WHAT YOU WILL DO.
Find the lines containing "商品信息" and say how many there are, with no other words.

MATERIAL SHOWN.
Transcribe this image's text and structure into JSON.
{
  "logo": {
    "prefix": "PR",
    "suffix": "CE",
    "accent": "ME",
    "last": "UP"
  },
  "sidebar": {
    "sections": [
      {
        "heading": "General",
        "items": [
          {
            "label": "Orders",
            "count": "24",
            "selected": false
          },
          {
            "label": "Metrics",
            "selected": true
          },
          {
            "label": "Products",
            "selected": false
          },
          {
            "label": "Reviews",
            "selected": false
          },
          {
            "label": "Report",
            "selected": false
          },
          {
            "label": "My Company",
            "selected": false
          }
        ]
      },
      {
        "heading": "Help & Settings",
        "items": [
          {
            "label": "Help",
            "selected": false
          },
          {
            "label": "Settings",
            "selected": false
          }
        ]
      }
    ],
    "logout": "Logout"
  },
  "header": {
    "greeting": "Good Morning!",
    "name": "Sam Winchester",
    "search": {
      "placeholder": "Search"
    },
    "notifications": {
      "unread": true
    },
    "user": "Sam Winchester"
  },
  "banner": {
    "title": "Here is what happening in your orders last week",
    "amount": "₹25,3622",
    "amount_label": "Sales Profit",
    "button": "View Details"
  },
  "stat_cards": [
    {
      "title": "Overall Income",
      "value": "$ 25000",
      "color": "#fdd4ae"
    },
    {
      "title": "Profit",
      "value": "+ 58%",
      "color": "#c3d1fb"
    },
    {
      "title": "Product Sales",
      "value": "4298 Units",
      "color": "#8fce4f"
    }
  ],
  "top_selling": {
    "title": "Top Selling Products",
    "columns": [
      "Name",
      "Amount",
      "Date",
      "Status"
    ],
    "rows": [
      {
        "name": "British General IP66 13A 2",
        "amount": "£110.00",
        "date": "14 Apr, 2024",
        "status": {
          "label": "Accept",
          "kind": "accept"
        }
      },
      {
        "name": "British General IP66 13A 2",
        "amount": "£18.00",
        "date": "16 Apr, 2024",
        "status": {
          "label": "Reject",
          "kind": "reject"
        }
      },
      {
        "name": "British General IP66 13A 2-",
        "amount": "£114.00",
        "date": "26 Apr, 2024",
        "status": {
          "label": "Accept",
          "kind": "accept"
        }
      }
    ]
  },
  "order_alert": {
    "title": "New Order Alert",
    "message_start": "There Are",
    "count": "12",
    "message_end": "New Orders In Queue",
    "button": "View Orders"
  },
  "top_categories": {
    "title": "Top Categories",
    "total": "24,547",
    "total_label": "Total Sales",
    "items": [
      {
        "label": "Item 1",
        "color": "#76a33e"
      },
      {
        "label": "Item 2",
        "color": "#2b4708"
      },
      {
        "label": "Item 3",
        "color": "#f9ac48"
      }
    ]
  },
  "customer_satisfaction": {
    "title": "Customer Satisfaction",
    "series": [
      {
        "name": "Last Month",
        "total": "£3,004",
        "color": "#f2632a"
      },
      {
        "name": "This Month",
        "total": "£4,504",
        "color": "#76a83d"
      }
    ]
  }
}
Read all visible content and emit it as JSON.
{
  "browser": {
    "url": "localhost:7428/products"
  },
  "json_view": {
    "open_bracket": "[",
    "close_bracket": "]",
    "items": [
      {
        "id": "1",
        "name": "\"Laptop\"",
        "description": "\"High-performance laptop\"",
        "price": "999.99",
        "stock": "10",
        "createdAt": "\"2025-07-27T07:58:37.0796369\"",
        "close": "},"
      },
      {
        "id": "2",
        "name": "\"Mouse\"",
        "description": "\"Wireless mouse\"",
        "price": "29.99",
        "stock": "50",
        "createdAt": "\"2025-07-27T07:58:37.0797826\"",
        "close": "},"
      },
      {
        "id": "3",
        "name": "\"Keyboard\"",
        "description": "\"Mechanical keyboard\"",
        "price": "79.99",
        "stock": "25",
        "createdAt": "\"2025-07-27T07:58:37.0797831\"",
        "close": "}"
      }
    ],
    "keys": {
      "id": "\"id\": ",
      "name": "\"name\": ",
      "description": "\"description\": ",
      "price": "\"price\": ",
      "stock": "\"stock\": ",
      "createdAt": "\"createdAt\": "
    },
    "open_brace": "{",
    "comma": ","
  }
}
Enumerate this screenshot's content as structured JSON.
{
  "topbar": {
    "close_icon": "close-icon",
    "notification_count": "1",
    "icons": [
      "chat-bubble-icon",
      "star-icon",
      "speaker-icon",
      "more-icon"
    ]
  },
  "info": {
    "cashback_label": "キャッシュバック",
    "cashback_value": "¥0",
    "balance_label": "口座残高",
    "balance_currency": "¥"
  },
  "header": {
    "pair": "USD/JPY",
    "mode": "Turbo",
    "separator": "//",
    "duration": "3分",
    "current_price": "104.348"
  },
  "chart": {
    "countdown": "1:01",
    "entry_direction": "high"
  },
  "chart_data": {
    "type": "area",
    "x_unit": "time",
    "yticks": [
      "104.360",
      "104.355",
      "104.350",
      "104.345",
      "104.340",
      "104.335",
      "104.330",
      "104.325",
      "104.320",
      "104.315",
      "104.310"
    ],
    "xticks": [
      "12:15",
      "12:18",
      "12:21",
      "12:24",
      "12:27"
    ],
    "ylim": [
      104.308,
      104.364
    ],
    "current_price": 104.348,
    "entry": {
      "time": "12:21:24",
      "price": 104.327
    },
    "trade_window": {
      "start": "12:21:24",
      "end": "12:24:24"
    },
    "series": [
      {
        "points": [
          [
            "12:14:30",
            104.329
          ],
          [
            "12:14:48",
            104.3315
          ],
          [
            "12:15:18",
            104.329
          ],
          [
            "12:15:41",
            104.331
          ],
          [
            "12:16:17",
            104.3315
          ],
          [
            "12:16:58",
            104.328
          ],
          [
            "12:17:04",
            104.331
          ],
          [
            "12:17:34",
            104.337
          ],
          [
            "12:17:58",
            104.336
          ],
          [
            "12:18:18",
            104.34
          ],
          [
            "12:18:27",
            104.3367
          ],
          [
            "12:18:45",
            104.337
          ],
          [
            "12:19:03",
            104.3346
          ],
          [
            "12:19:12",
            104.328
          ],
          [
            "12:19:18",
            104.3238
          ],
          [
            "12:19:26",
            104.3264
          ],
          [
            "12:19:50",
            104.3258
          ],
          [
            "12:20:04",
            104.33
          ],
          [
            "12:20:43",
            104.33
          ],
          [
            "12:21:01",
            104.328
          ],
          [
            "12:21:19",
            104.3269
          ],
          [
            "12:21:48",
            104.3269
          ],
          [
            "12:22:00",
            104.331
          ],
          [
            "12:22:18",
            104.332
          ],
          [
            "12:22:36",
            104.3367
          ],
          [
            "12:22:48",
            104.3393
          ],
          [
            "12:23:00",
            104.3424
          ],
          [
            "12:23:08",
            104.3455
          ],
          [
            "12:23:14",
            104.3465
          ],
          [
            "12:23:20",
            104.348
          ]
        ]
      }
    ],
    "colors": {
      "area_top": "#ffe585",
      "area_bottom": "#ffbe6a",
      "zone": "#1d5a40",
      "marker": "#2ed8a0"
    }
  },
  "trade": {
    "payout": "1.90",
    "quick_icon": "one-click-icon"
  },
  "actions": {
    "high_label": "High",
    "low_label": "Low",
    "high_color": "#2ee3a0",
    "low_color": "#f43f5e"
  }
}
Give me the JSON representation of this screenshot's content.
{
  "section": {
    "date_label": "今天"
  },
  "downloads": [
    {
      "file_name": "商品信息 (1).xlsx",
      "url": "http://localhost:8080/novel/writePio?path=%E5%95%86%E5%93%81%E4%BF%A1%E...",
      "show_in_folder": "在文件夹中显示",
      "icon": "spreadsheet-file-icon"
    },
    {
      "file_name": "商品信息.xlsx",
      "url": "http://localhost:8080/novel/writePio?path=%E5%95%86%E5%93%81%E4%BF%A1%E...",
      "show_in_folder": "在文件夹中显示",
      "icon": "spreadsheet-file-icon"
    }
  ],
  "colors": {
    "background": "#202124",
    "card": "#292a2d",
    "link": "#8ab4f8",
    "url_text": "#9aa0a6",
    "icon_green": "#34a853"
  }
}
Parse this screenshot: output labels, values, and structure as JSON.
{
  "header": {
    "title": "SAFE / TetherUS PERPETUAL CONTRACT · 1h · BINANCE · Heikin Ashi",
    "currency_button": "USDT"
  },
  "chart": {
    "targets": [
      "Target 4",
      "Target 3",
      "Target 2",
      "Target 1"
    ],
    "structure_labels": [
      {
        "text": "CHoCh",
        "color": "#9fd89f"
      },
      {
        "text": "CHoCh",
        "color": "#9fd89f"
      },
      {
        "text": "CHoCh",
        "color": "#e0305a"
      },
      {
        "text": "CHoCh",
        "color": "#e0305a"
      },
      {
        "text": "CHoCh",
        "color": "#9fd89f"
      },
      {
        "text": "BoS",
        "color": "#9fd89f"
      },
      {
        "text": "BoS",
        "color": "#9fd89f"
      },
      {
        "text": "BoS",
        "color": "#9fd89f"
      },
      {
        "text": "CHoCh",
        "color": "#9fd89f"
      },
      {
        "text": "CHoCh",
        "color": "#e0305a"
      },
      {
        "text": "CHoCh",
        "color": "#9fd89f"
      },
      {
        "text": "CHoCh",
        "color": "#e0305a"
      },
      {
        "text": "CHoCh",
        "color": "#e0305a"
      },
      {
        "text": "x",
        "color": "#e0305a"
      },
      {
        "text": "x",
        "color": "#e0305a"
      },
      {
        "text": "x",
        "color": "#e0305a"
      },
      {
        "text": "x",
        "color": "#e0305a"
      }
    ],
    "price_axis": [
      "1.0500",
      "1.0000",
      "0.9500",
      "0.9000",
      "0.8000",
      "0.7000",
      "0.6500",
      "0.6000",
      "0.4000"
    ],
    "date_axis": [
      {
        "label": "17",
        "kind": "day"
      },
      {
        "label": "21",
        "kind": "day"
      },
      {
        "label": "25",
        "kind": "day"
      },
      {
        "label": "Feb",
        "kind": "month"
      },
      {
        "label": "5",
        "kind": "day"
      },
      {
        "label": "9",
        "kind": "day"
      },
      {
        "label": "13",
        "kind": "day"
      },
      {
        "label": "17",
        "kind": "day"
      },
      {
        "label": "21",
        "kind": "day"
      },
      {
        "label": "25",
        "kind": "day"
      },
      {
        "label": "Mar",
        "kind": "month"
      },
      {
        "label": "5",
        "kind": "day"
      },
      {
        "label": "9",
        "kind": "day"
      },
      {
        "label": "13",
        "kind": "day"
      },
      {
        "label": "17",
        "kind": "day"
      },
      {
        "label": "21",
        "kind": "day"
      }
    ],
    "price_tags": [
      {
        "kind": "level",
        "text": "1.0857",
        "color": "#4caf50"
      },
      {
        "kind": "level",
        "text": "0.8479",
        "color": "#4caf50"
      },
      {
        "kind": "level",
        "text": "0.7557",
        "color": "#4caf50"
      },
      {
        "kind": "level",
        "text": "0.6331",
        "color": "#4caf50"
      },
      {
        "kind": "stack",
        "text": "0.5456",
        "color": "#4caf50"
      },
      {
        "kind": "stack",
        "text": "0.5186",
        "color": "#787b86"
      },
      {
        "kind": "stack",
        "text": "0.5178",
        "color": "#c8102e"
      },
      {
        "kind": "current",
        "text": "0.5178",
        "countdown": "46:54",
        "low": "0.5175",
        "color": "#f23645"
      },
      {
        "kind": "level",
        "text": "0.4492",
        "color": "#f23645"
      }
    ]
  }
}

SOLUTION BELOW.
2